#### [What to work on]
Pick every line with "请选择选项" from the material below.

------

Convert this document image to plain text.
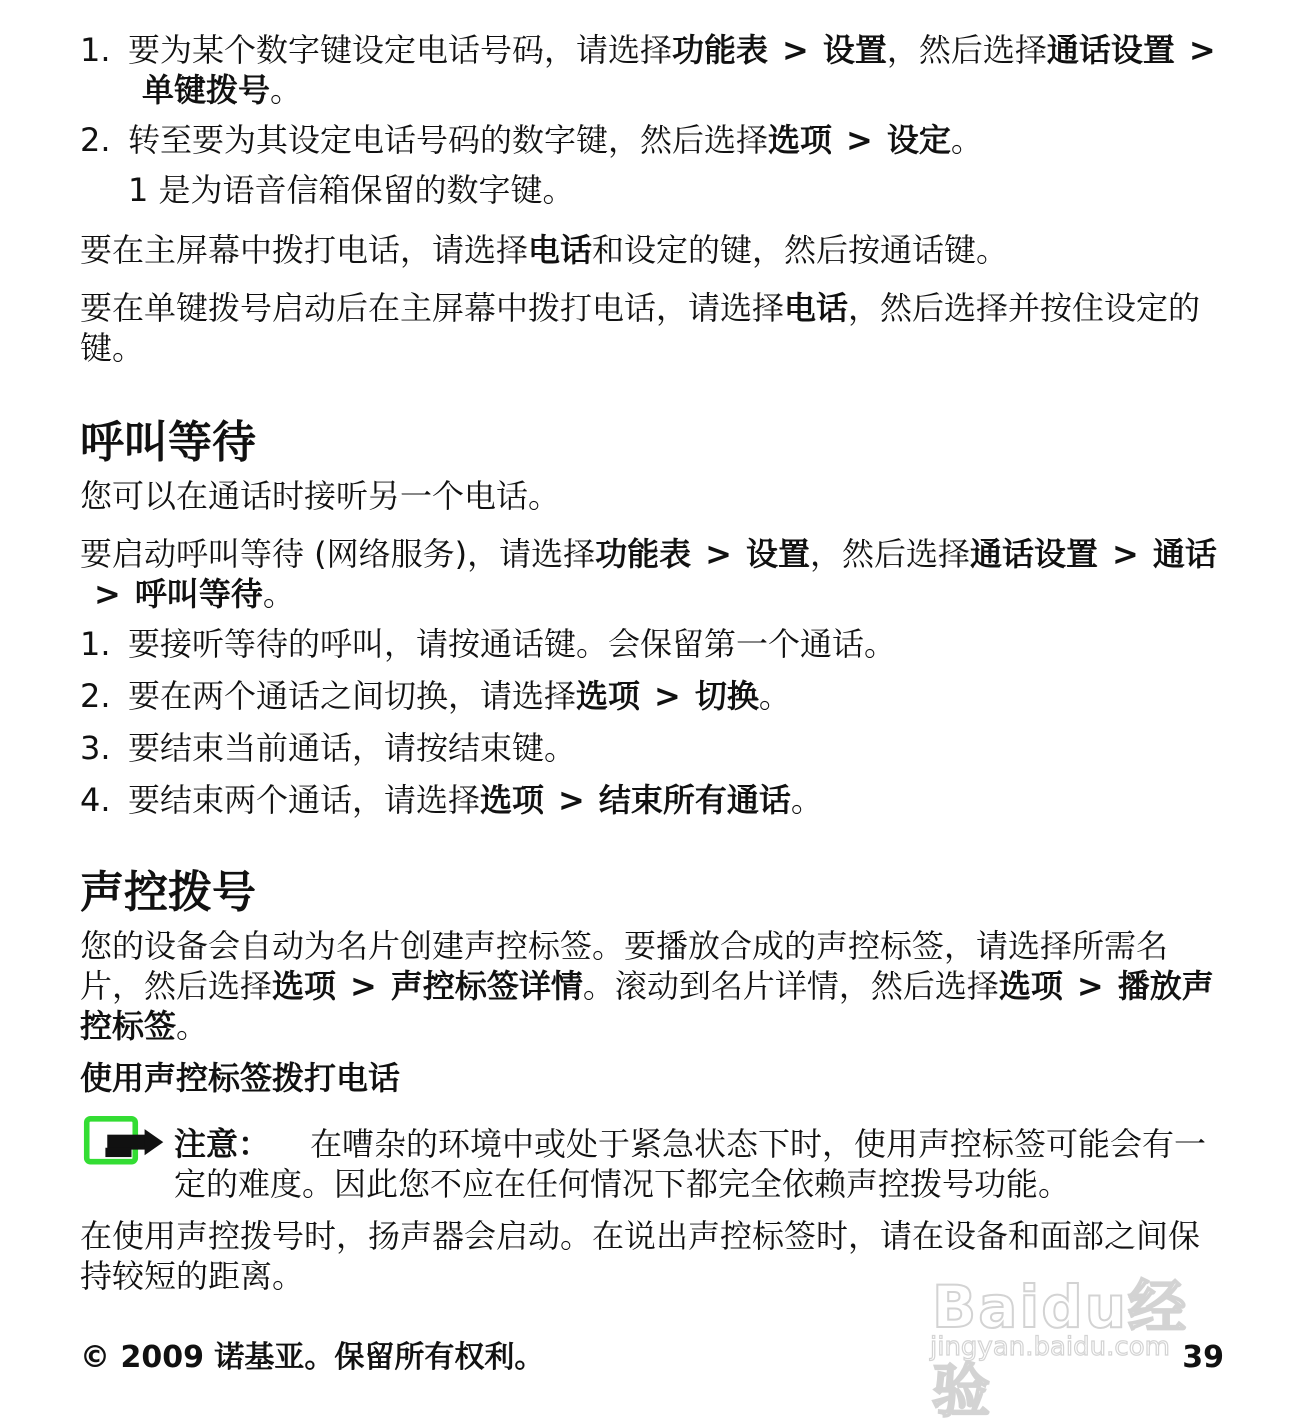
1. 要为某个数字键设定电话号码，请选择功能表 > 设置，然后选择通话设置 >单键拨号。
2. 转至要为其设定电话号码的数字键，然后选择选项 > 设定。

1 是为语音信箱保留的数字键。

要在主屏幕中拨打电话，请选择电话和设定的键，然后按通话键。

要在单键拨号启动后在主屏幕中拨打电话，请选择电话，然后选择并按住设定的键。

呼叫等待

您可以在通话时接听另一个电话。

要启动呼叫等待 (网络服务)，请选择功能表 > 设置，然后选择通话设置 > 通话> 呼叫等待。

1. 要接听等待的呼叫，请按通话键。会保留第一个通话。
2. 要在两个通话之间切换，请选择选项 > 切换。
3. 要结束当前通话，请按结束键。
4. 要结束两个通话，请选择选项 > 结束所有通话。
声控拨号

您的设备会自动为名片创建声控标签。要播放合成的声控标签，请选择所需名片，然后选择选项 > 声控标签详情。滚动到名片详情，然后选择选项 > 播放声控标签。

使用声控标签拨打电话
注意： 在嘈杂的环境中或处于紧急状态下时，使用声控标签可能会有一定的难度。因此您不应在任何情况下都完全依赖声控拨号功能。

在使用声控拨号时，扬声器会启动。在说出声控标签时，请在设备和面部之间保持较短的距离。	Baidu经验
jingyan.baidu.com
© 2009 诺基亚。保留所有权利。	39
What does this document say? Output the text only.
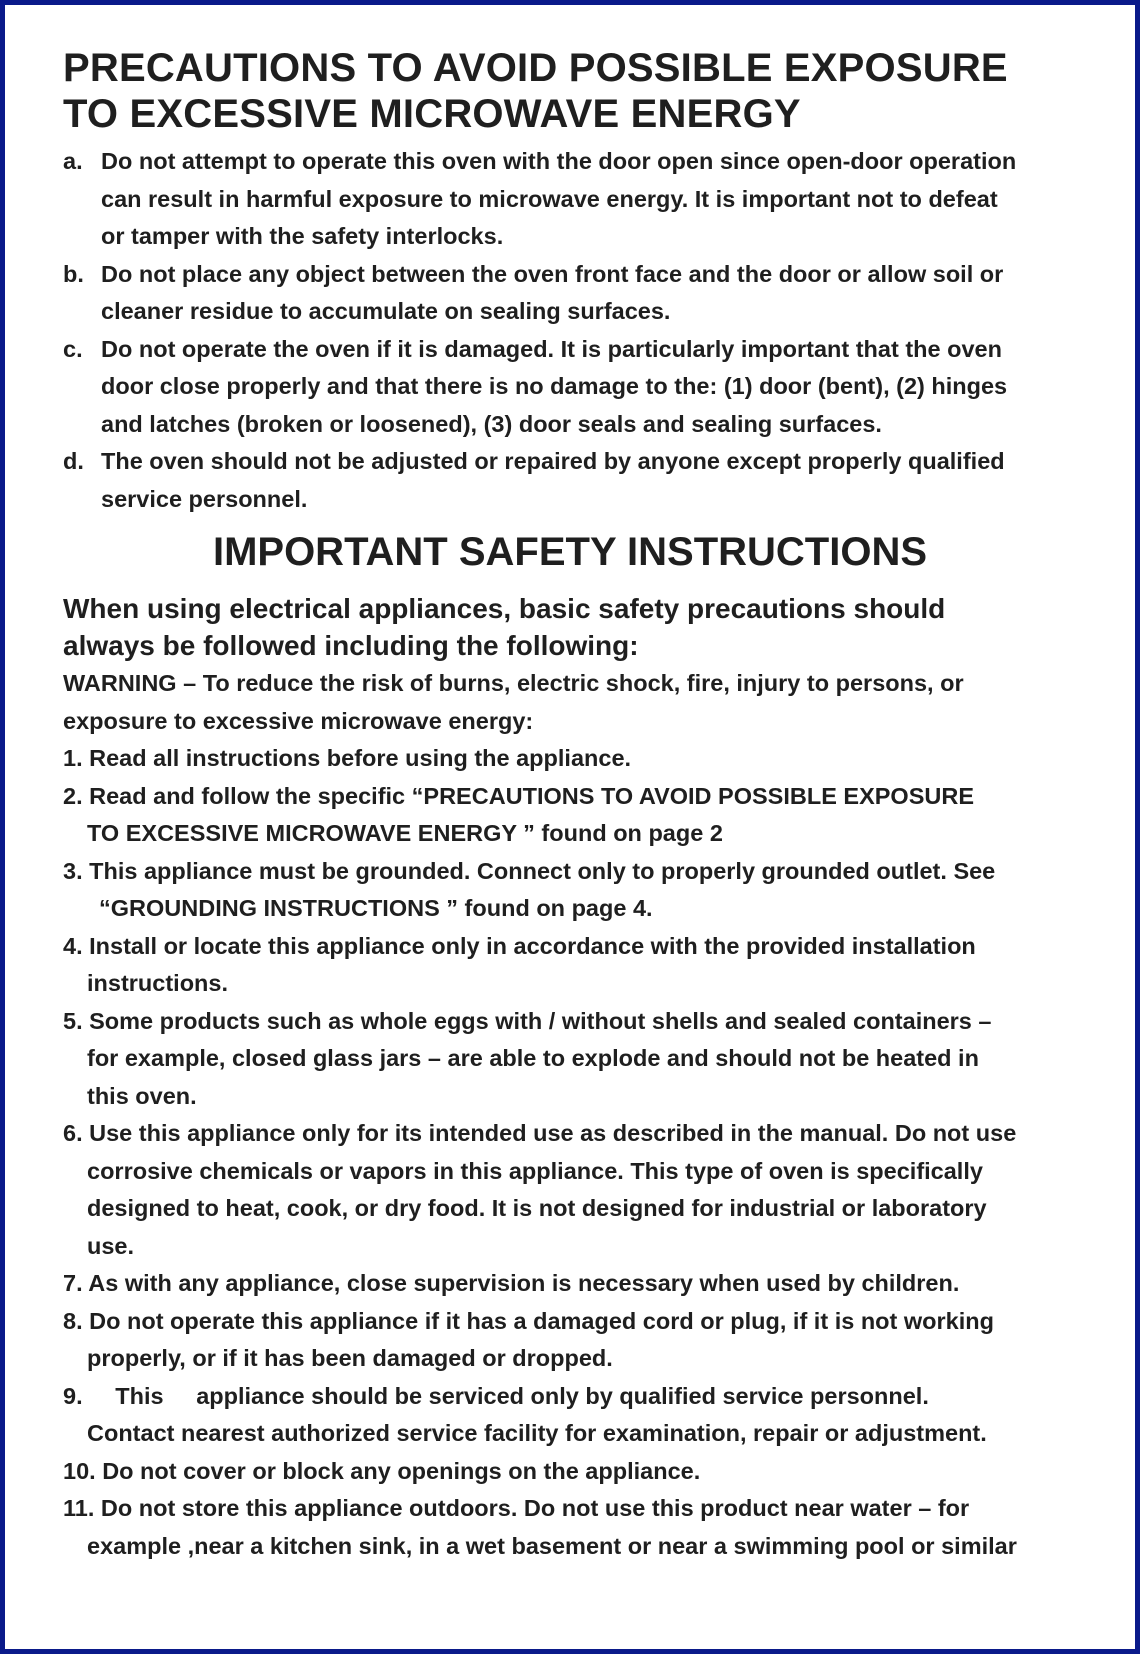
PRECAUTIONS TO AVOID POSSIBLE EXPOSURE
TO EXCESSIVE MICROWAVE ENERGY
a. Do not attempt to operate this oven with the door open since open-door operation
can result in harmful exposure to microwave energy. It is important not to defeat
or tamper with the safety interlocks.
b. Do not place any object between the oven front face and the door or allow soil or
cleaner residue to accumulate on sealing surfaces.
c. Do not operate the oven if it is damaged. It is particularly important that the oven
door close properly and that there is no damage to the: (1) door (bent), (2) hinges
and latches (broken or loosened), (3) door seals and sealing surfaces.
d. The oven should not be adjusted or repaired by anyone except properly qualified
service personnel.
IMPORTANT SAFETY INSTRUCTIONS

When using electrical appliances, basic safety precautions should
always be followed including the following:

WARNING – To reduce the risk of burns, electric shock, fire, injury to persons, or
exposure to excessive microwave energy:

1. Read all instructions before using the appliance.
2. Read and follow the specific “PRECAUTIONS TO AVOID POSSIBLE EXPOSURE
TO EXCESSIVE MICROWAVE ENERGY ” found on page 2
3. This appliance must be grounded. Connect only to properly grounded outlet. See
“GROUNDING INSTRUCTIONS ” found on page 4.
4. Install or locate this appliance only in accordance with the provided installation
instructions.
5. Some products such as whole eggs with / without shells and sealed containers –
for example, closed glass jars – are able to explode and should not be heated in
this oven.
6. Use this appliance only for its intended use as described in the manual. Do not use
corrosive chemicals or vapors in this appliance. This type of oven is specifically
designed to heat, cook, or dry food. It is not designed for industrial or laboratory
use.
7. As with any appliance, close supervision is necessary when used by children.
8. Do not operate this appliance if it has a damaged cord or plug, if it is not working
properly, or if it has been damaged or dropped.
9.     This     appliance should be serviced only by qualified service personnel.
Contact nearest authorized service facility for examination, repair or adjustment.
10. Do not cover or block any openings on the appliance.
11. Do not store this appliance outdoors. Do not use this product near water – for
example ,near a kitchen sink, in a wet basement or near a swimming pool or similar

------

#### [The answer]
2. 要在两个通话之间切换，请选择选项 > 切换。
4. 要结束两个通话，请选择选项 > 结束所有通话。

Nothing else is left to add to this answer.